▸ Work required: Type out the material below exactly.

▸ Data shown:
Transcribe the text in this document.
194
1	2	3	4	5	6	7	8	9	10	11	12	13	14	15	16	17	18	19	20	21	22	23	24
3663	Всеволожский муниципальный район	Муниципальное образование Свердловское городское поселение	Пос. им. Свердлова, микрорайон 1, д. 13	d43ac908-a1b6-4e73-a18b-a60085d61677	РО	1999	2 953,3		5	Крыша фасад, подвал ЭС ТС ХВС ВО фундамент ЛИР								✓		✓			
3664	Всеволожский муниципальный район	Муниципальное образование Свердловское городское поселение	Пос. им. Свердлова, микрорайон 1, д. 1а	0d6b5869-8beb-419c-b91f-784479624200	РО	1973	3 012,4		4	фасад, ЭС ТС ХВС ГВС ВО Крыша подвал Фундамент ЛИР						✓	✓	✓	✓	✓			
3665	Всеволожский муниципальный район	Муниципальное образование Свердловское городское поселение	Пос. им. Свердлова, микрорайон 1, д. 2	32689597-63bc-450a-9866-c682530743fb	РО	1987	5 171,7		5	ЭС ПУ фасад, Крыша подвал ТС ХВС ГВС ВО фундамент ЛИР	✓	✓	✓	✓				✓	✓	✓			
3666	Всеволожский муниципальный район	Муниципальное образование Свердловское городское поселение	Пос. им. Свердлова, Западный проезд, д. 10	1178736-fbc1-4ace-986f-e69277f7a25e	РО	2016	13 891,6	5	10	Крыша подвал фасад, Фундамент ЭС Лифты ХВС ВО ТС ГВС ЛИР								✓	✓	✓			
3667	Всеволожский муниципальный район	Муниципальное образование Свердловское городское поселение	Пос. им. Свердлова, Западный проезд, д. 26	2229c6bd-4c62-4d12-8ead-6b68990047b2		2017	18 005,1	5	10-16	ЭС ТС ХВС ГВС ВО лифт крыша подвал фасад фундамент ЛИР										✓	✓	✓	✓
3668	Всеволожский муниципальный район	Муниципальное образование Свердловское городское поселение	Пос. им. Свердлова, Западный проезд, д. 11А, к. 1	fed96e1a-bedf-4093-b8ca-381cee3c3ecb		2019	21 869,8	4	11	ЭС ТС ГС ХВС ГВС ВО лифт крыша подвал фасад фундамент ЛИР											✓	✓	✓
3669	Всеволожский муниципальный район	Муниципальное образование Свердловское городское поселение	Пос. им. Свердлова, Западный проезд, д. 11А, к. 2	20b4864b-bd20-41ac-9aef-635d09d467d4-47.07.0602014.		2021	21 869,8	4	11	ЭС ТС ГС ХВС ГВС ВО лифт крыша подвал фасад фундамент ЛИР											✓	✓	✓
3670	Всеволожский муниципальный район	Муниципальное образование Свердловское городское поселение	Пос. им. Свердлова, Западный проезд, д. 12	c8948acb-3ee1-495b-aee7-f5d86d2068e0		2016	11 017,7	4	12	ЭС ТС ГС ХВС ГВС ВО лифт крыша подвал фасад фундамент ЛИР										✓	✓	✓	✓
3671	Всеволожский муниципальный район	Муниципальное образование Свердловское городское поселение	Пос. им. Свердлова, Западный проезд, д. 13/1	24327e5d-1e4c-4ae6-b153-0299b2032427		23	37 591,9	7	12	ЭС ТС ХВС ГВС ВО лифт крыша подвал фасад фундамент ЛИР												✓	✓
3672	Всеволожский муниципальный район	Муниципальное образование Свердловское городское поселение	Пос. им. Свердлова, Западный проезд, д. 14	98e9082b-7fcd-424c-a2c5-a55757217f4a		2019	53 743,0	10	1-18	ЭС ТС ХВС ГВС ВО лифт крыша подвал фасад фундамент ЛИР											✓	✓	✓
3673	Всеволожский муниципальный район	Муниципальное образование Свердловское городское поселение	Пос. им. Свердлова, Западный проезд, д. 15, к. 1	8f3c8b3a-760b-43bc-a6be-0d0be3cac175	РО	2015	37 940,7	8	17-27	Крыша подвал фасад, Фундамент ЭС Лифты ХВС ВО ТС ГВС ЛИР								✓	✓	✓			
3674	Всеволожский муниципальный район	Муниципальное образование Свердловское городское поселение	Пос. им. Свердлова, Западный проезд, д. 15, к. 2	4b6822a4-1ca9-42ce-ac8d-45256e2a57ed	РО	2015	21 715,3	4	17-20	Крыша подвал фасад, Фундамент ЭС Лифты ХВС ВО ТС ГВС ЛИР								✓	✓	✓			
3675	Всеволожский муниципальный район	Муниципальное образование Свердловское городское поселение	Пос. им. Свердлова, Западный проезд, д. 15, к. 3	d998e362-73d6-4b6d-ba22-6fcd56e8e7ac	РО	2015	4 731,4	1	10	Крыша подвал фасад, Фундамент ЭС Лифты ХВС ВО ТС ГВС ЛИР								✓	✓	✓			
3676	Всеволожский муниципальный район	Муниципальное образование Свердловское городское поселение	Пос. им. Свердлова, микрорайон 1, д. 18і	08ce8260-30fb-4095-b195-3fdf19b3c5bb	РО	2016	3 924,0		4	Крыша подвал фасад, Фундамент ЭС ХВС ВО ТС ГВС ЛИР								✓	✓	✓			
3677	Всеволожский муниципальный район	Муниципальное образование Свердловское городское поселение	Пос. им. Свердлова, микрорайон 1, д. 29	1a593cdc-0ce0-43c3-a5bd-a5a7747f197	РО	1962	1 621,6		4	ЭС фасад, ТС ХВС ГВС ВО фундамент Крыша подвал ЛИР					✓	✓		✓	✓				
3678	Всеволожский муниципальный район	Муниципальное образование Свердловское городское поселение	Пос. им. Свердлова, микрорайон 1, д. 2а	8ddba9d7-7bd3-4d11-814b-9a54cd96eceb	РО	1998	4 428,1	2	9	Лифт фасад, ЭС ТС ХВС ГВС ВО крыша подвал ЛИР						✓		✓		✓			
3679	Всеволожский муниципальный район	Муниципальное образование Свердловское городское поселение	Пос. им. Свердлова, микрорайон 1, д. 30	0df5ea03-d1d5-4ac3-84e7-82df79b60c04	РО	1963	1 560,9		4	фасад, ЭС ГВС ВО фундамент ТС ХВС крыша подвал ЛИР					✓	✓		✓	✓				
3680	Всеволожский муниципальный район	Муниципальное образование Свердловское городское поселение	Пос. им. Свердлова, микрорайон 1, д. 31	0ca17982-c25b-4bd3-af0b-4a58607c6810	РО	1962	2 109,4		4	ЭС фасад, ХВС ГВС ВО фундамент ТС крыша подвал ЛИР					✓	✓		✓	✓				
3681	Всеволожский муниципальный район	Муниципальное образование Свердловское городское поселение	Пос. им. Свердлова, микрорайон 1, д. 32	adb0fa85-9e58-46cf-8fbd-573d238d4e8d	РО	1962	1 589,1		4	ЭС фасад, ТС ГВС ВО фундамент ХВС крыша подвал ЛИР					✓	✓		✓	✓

▸ Answer for the task:
Transcribe the text in this document.
194
1	2	3	4	5	6	7	8	9	10	11	12	13	14	15	16	17	18	19	20	21	22	23	24
3663	Всеволожский муниципальный район	Муниципальное образование Свердловское городское поселение	Пос. им. Свердлова, микрорайон 1, д. 13	d43ac908-a1b6-4e73-a18b-a60085d61677	РО	1999	2 953,3		5	Крыша фасад, подвал ЭС ТС ХВС ВО фундамент ЛИР								✓		✓			
3664	Всеволожский муниципальный район	Муниципальное образование Свердловское городское поселение	Пос. им. Свердлова, микрорайон 1, д. 1а	0d6b5869-8beb-419c-b91f-784479624200	РО	1973	3 012,4		4	фасад, ЭС ТС ХВС ГВС ВО Крыша подвал Фундамент ЛИР						✓	✓	✓	✓	✓			
3665	Всеволожский муниципальный район	Муниципальное образование Свердловское городское поселение	Пос. им. Свердлова, микрорайон 1, д. 2	32689597-63bc-450a-9866-c682530743fb	РО	1987	5 171,7		5	ЭС ПУ фасад, Крыша подвал ТС ХВС ГВС ВО фундамент ЛИР	✓	✓	✓	✓				✓	✓	✓			
3666	Всеволожский муниципальный район	Муниципальное образование Свердловское городское поселение	Пос. им. Свердлова, Западный проезд, д. 10	1178736-fbc1-4ace-986f-e69277f7a25e	РО	2016	13 891,6	5	10	Крыша подвал фасад, Фундамент ЭС Лифты ХВС ВО ТС ГВС ЛИР								✓	✓	✓			
3667	Всеволожский муниципальный район	Муниципальное образование Свердловское городское поселение	Пос. им. Свердлова, Западный проезд, д. 26	2229c6bd-4c62-4d12-8ead-6b68990047b2		2017	18 005,1	5	10-16	ЭС ТС ХВС ГВС ВО лифт крыша подвал фасад фундамент ЛИР										✓	✓	✓	✓
3668	Всеволожский муниципальный район	Муниципальное образование Свердловское городское поселение	Пос. им. Свердлова, Западный проезд, д. 11А, к. 1	fed96e1a-bedf-4093-b8ca-381cee3c3ecb		2019	21 869,8	4	11	ЭС ТС ГС ХВС ГВС ВО лифт крыша подвал фасад фундамент ЛИР											✓	✓	✓
3669	Всеволожский муниципальный район	Муниципальное образование Свердловское городское поселение	Пос. им. Свердлова, Западный проезд, д. 11А, к. 2	20b4864b-bd20-41ac-9aef-635d09d467d4-47.07.0602014.		2021	21 869,8	4	11	ЭС ТС ГС ХВС ГВС ВО лифт крыша подвал фасад фундамент ЛИР											✓	✓	✓
3670	Всеволожский муниципальный район	Муниципальное образование Свердловское городское поселение	Пос. им. Свердлова, Западный проезд, д. 12	c8948acb-3ee1-495b-aee7-f5d86d2068e0		2016	11 017,7	4	12	ЭС ТС ГС ХВС ГВС ВО лифт крыша подвал фасад фундамент ЛИР										✓	✓	✓	✓
3671	Всеволожский муниципальный район	Муниципальное образование Свердловское городское поселение	Пос. им. Свердлова, Западный проезд, д. 13/1	24327e5d-1e4c-4ae6-b153-0299b2032427		23	37 591,9	7	12	ЭС ТС ХВС ГВС ВО лифт крыша подвал фасад фундамент ЛИР												✓	✓
3672	Всеволожский муниципальный район	Муниципальное образование Свердловское городское поселение	Пос. им. Свердлова, Западный проезд, д. 14	98e9082b-7fcd-424c-a2c5-a55757217f4a		2019	53 743,0	10	1-18	ЭС ТС ХВС ГВС ВО лифт крыша подвал фасад фундамент ЛИР											✓	✓	✓
3673	Всеволожский муниципальный район	Муниципальное образование Свердловское городское поселение	Пос. им. Свердлова, Западный проезд, д. 15, к. 1	8f3c8b3a-760b-43bc-a6be-0d0be3cac175	РО	2015	37 940,7	8	17-27	Крыша подвал фасад, Фундамент ЭС Лифты ХВС ВО ТС ГВС ЛИР								✓	✓	✓			
3674	Всеволожский муниципальный район	Муниципальное образование Свердловское городское поселение	Пос. им. Свердлова, Западный проезд, д. 15, к. 2	4b6822a4-1ca9-42ce-ac8d-45256e2a57ed	РО	2015	21 715,3	4	17-20	Крыша подвал фасад, Фундамент ЭС Лифты ХВС ВО ТС ГВС ЛИР								✓	✓	✓			
3675	Всеволожский муниципальный район	Муниципальное образование Свердловское городское поселение	Пос. им. Свердлова, Западный проезд, д. 15, к. 3	d998e362-73d6-4b6d-ba22-6fcd56e8e7ac	РО	2015	4 731,4	1	10	Крыша подвал фасад, Фундамент ЭС Лифты ХВС ВО ТС ГВС ЛИР								✓	✓	✓			
3676	Всеволожский муниципальный район	Муниципальное образование Свердловское городское поселение	Пос. им. Свердлова, микрорайон 1, д. 18і	08ce8260-30fb-4095-b195-3fdf19b3c5bb	РО	2016	3 924,0		4	Крыша подвал фасад, Фундамент ЭС ХВС ВО ТС ГВС ЛИР								✓	✓	✓			
3677	Всеволожский муниципальный район	Муниципальное образование Свердловское городское поселение	Пос. им. Свердлова, микрорайон 1, д. 29	1a593cdc-0ce0-43c3-a5bd-a5a7747f197	РО	1962	1 621,6		4	ЭС фасад, ТС ХВС ГВС ВО фундамент Крыша подвал ЛИР					✓	✓		✓	✓				
3678	Всеволожский муниципальный район	Муниципальное образование Свердловское городское поселение	Пос. им. Свердлова, микрорайон 1, д. 2а	8ddba9d7-7bd3-4d11-814b-9a54cd96eceb	РО	1998	4 428,1	2	9	Лифт фасад, ЭС ТС ХВС ГВС ВО крыша подвал ЛИР						✓		✓		✓			
3679	Всеволожский муниципальный район	Муниципальное образование Свердловское городское поселение	Пос. им. Свердлова, микрорайон 1, д. 30	0df5ea03-d1d5-4ac3-84e7-82df79b60c04	РО	1963	1 560,9		4	фасад, ЭС ГВС ВО фундамент ТС ХВС крыша подвал ЛИР					✓	✓		✓	✓				
3680	Всеволожский муниципальный район	Муниципальное образование Свердловское городское поселение	Пос. им. Свердлова, микрорайон 1, д. 31	0ca17982-c25b-4bd3-af0b-4a58607c6810	РО	1962	2 109,4		4	ЭС фасад, ХВС ГВС ВО фундамент ТС крыша подвал ЛИР					✓	✓		✓	✓				
3681	Всеволожский муниципальный район	Муниципальное образование Свердловское городское поселение	Пос. им. Свердлова, микрорайон 1, д. 32	adb0fa85-9e58-46cf-8fbd-573d238d4e8d	РО	1962	1 589,1		4	ЭС фасад, ТС ГВС ВО фундамент ХВС крыша подвал ЛИР					✓	✓		✓	✓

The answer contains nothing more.